## Begin
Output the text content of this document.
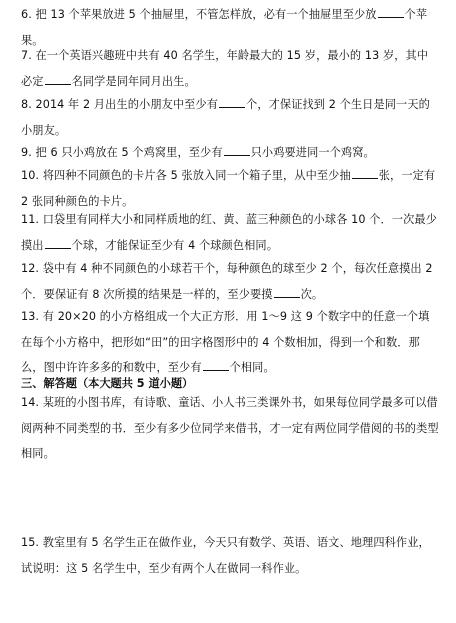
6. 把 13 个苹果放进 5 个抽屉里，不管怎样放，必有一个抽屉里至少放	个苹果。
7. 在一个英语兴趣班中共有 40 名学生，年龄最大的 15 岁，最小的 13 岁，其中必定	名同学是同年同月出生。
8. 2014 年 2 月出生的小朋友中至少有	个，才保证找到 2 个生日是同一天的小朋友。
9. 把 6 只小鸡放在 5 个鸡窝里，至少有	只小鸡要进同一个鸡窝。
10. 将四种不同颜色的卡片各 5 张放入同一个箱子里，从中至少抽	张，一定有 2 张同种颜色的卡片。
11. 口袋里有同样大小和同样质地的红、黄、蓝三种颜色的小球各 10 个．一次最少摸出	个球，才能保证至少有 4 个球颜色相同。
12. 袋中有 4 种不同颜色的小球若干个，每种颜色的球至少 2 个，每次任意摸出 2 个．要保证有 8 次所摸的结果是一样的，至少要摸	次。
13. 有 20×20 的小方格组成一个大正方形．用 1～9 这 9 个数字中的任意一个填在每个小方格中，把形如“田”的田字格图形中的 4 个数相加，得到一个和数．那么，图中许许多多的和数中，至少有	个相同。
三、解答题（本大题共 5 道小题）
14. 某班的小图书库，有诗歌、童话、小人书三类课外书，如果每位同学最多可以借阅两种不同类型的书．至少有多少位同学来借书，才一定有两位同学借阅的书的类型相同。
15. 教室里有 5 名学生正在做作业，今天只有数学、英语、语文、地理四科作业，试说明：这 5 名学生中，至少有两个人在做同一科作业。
## End
Work required:
Repeat all of the records verbatim, leaving out the pictures.

Written solution:
Output the text content of this document.
6. 把 13 个苹果放进 5 个抽屉里，不管怎样放，必有一个抽屉里至少放	个苹果。
7. 在一个英语兴趣班中共有 40 名学生，年龄最大的 15 岁，最小的 13 岁，其中必定	名同学是同年同月出生。
8. 2014 年 2 月出生的小朋友中至少有	个，才保证找到 2 个生日是同一天的小朋友。
9. 把 6 只小鸡放在 5 个鸡窝里，至少有	只小鸡要进同一个鸡窝。
10. 将四种不同颜色的卡片各 5 张放入同一个箱子里，从中至少抽	张，一定有 2 张同种颜色的卡片。
11. 口袋里有同样大小和同样质地的红、黄、蓝三种颜色的小球各 10 个．一次最少摸出	个球，才能保证至少有 4 个球颜色相同。
12. 袋中有 4 种不同颜色的小球若干个，每种颜色的球至少 2 个，每次任意摸出 2 个．要保证有 8 次所摸的结果是一样的，至少要摸	次。
13. 有 20×20 的小方格组成一个大正方形．用 1～9 这 9 个数字中的任意一个填在每个小方格中，把形如“田”的田字格图形中的 4 个数相加，得到一个和数．那么，图中许许多多的和数中，至少有	个相同。
三、解答题（本大题共 5 道小题）
14. 某班的小图书库，有诗歌、童话、小人书三类课外书，如果每位同学最多可以借阅两种不同类型的书．至少有多少位同学来借书，才一定有两位同学借阅的书的类型相同。
15. 教室里有 5 名学生正在做作业，今天只有数学、英语、语文、地理四科作业，试说明：这 5 名学生中，至少有两个人在做同一科作业。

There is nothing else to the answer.